## Job
Reproduce all of the material below line for line, without any changes, and leave out the pictures.

>> BEGIN Material for this task

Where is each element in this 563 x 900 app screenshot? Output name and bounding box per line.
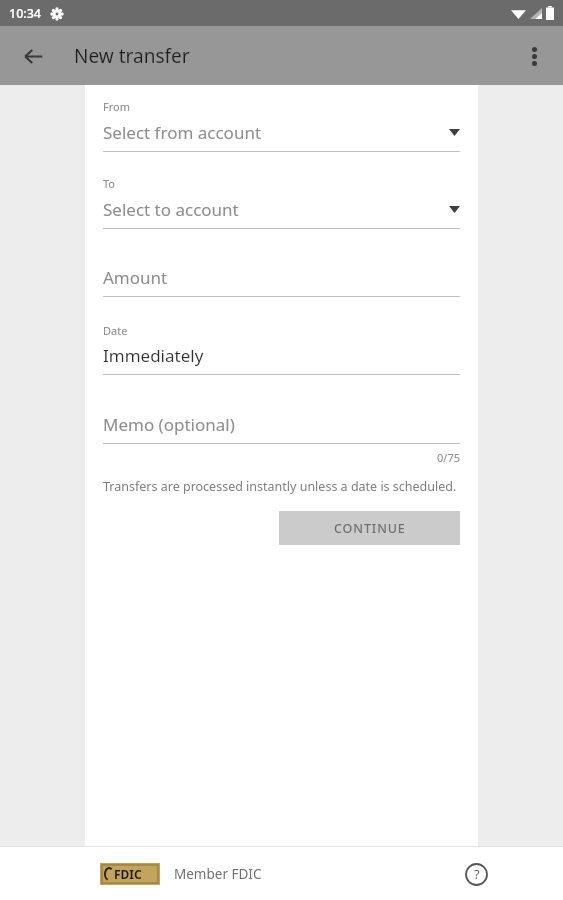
staticText: FDIC — [114, 866, 142, 882]
staticText: Select from account — [103, 121, 449, 144]
staticText: From — [103, 99, 130, 114]
button[interactable]: Back — [10, 33, 56, 79]
staticText: To — [103, 176, 116, 191]
staticText: Transfers are processed instantly unless… — [103, 478, 457, 495]
button[interactable]: Select from account — [103, 121, 460, 152]
staticText: ? — [474, 865, 480, 883]
staticText: Memo (optional) — [103, 413, 460, 436]
staticText: Member FDIC — [174, 865, 262, 883]
button[interactable]: Amount — [103, 266, 460, 297]
staticText: New transfer — [74, 43, 190, 69]
button[interactable]: CONTINUE — [279, 511, 460, 545]
button[interactable]: More options — [512, 34, 556, 78]
button[interactable]: Help — [459, 857, 493, 891]
button[interactable]: Memo (optional) — [103, 413, 460, 444]
staticText: Date — [103, 323, 128, 338]
staticText: 0/75 — [437, 450, 460, 465]
staticText: Immediately — [103, 344, 460, 367]
staticText: Select to account — [103, 198, 449, 221]
staticText: Amount — [103, 266, 460, 289]
button[interactable]: Select to account — [103, 198, 460, 229]
button[interactable]: Immediately — [103, 344, 460, 375]
staticText: CONTINUE — [334, 520, 406, 537]
staticText: 10:34 — [9, 5, 42, 22]
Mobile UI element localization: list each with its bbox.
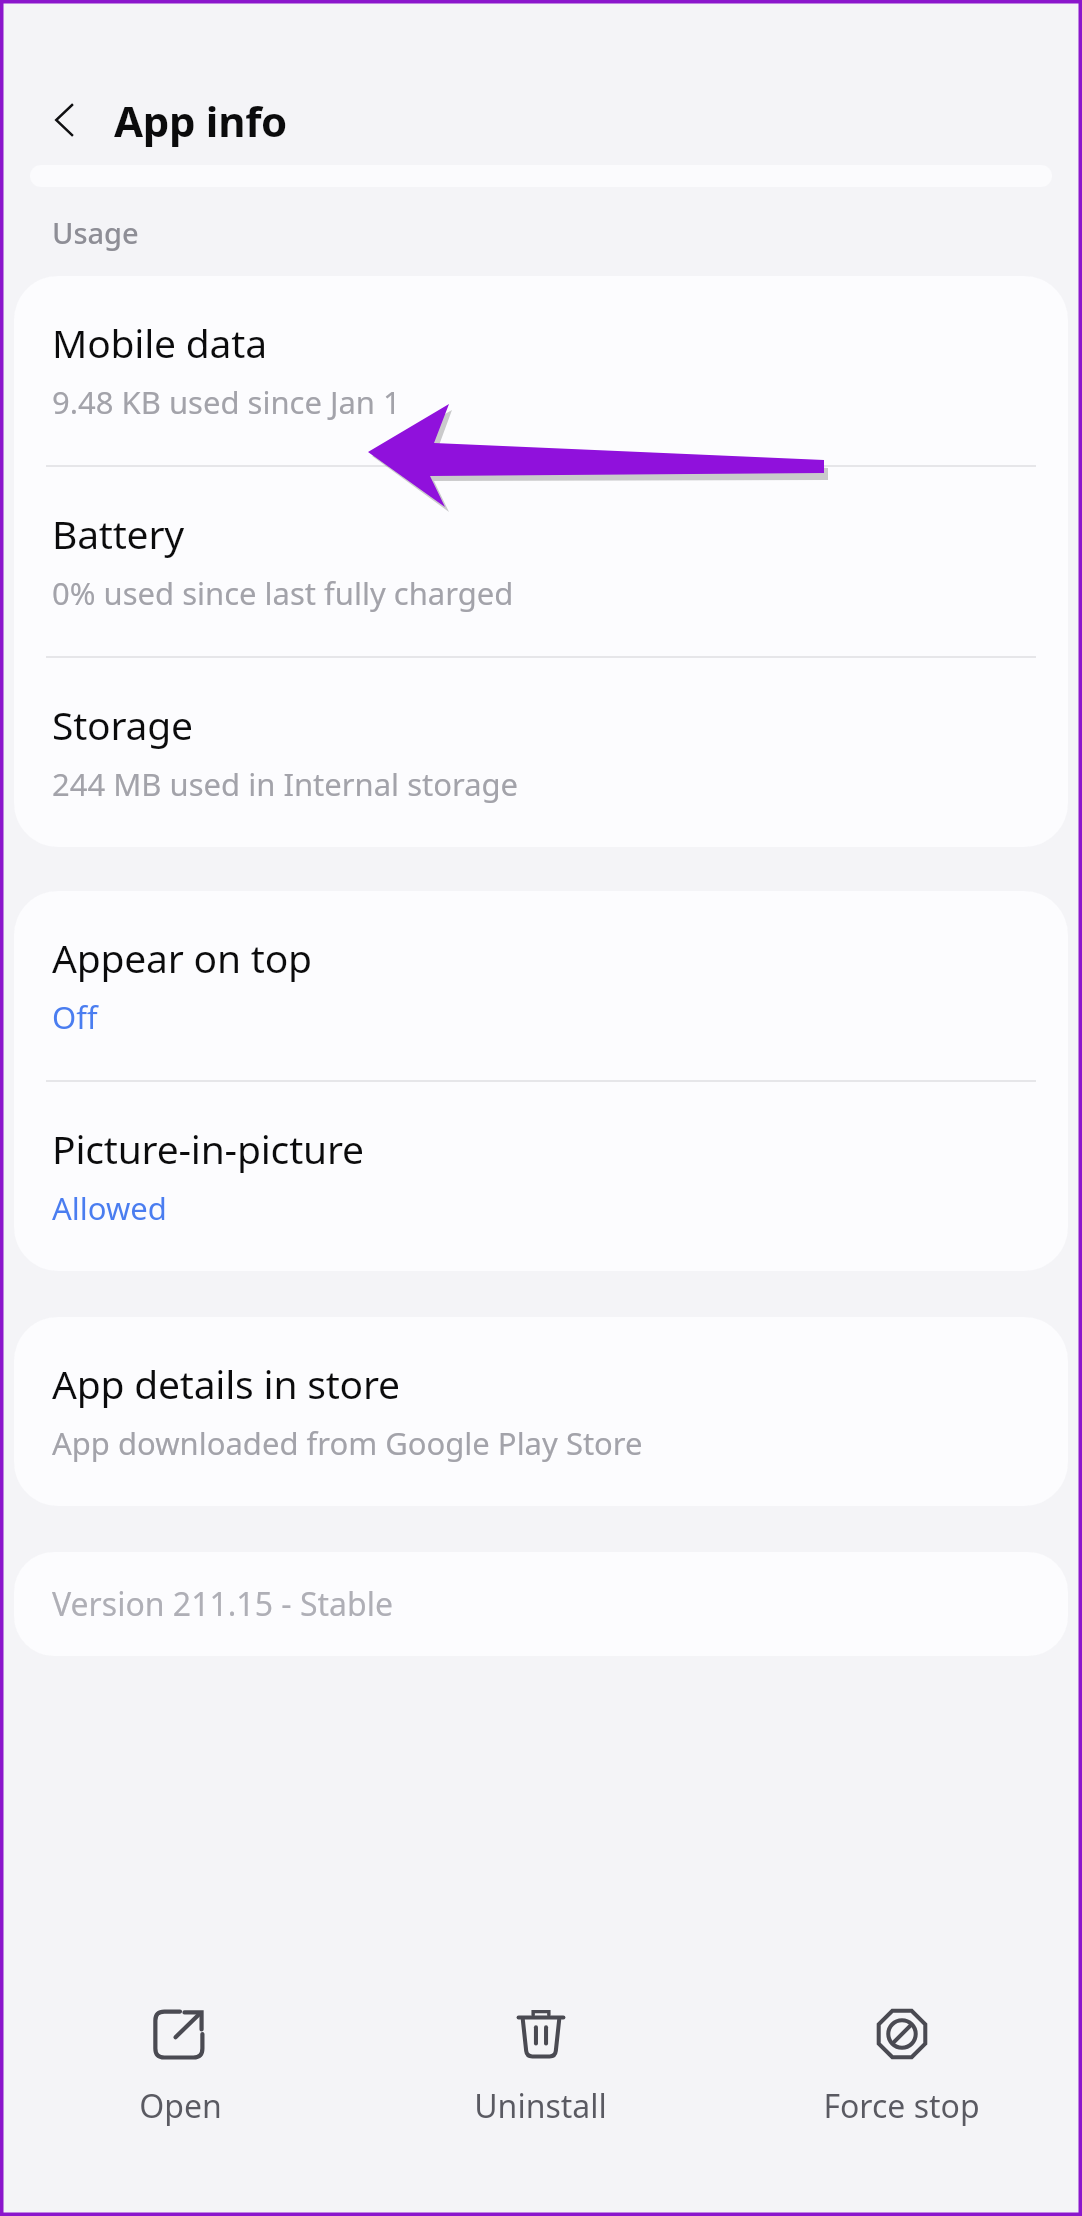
staticText: 0% used since last fully charged (52, 572, 514, 614)
button[interactable]: Battery (14, 467, 1068, 656)
staticText: Battery (52, 507, 184, 560)
staticText: 244 MB used in Internal storage (52, 763, 519, 805)
button[interactable]: Force stop (721, 1966, 1082, 2186)
button[interactable]: Uninstall (360, 1966, 721, 2186)
staticText: Uninstall (474, 2084, 607, 2128)
button[interactable]: Mobile data (14, 276, 1068, 465)
button[interactable]: Back (34, 89, 96, 151)
staticText: Force stop (823, 2084, 980, 2128)
staticText: Mobile data (52, 316, 267, 369)
button[interactable]: Open (0, 1966, 360, 2186)
staticText: Appear on top (52, 931, 312, 984)
staticText: 9.48 KB used since Jan 1 (52, 381, 401, 423)
button[interactable]: Picture-in-picture (14, 1082, 1068, 1271)
staticText: Open (139, 2084, 222, 2128)
staticText: App info (114, 92, 288, 149)
staticText: Version 211.15 - Stable (52, 1582, 393, 1626)
button[interactable]: App details in store (14, 1317, 1068, 1506)
button[interactable]: Storage (14, 658, 1068, 847)
staticText: App details in store (52, 1357, 400, 1410)
staticText: Off (52, 996, 98, 1038)
button[interactable]: Appear on top (14, 891, 1068, 1080)
staticText: Picture-in-picture (52, 1122, 364, 1175)
staticText: Allowed (52, 1187, 167, 1229)
staticText: Usage (52, 213, 139, 252)
staticText: Storage (52, 698, 193, 751)
staticText: App downloaded from Google Play Store (52, 1422, 643, 1464)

>> END Material for this task

## Correct answer
Where is each element in this 563 x 900 app screenshot? Output name and bounding box per line.
staticText: FDIC — [114, 866, 142, 882]
staticText: Select from account — [103, 121, 449, 144]
staticText: From — [103, 99, 130, 114]
button[interactable]: Back — [10, 33, 56, 79]
staticText: To — [103, 176, 116, 191]
staticText: Transfers are processed instantly unless… — [103, 478, 457, 495]
button[interactable]: Select from account — [103, 121, 460, 152]
staticText: ? — [474, 865, 480, 883]
staticText: Memo (optional) — [103, 413, 460, 436]
staticText: Member FDIC — [174, 865, 262, 883]
button[interactable]: Amount — [103, 266, 460, 297]
staticText: New transfer — [74, 43, 190, 69]
button[interactable]: CONTINUE — [279, 511, 460, 545]
button[interactable]: More options — [512, 34, 556, 78]
button[interactable]: Help — [459, 857, 493, 891]
button[interactable]: Memo (optional) — [103, 413, 460, 444]
staticText: Date — [103, 323, 128, 338]
staticText: 0/75 — [437, 450, 460, 465]
staticText: Immediately — [103, 344, 460, 367]
staticText: Select to account — [103, 198, 449, 221]
staticText: Amount — [103, 266, 460, 289]
button[interactable]: Select to account — [103, 198, 460, 229]
button[interactable]: Immediately — [103, 344, 460, 375]
staticText: CONTINUE — [334, 520, 406, 537]
staticText: 10:34 — [9, 5, 42, 22]
Mobile UI element localization: list each with its bbox.
staticText: 0% used since last fully charged (52, 572, 514, 614)
button[interactable]: Battery (14, 467, 1068, 656)
staticText: Battery (52, 507, 184, 560)
staticText: 244 MB used in Internal storage (52, 763, 519, 805)
button[interactable]: Force stop (721, 1966, 1082, 2186)
button[interactable]: Uninstall (360, 1966, 721, 2186)
staticText: Uninstall (474, 2084, 607, 2128)
button[interactable]: Mobile data (14, 276, 1068, 465)
button[interactable]: Back (34, 89, 96, 151)
staticText: Force stop (823, 2084, 980, 2128)
staticText: Mobile data (52, 316, 267, 369)
button[interactable]: Open (0, 1966, 360, 2186)
staticText: Appear on top (52, 931, 312, 984)
staticText: 9.48 KB used since Jan 1 (52, 381, 401, 423)
button[interactable]: Picture-in-picture (14, 1082, 1068, 1271)
staticText: Open (139, 2084, 222, 2128)
staticText: App info (114, 92, 288, 149)
staticText: Version 211.15 - Stable (52, 1582, 393, 1626)
button[interactable]: App details in store (14, 1317, 1068, 1506)
button[interactable]: Storage (14, 658, 1068, 847)
staticText: App details in store (52, 1357, 400, 1410)
staticText: Off (52, 996, 98, 1038)
button[interactable]: Appear on top (14, 891, 1068, 1080)
staticText: Picture-in-picture (52, 1122, 364, 1175)
staticText: Allowed (52, 1187, 167, 1229)
staticText: Usage (52, 213, 139, 252)
staticText: Storage (52, 698, 193, 751)
staticText: App downloaded from Google Play Store (52, 1422, 643, 1464)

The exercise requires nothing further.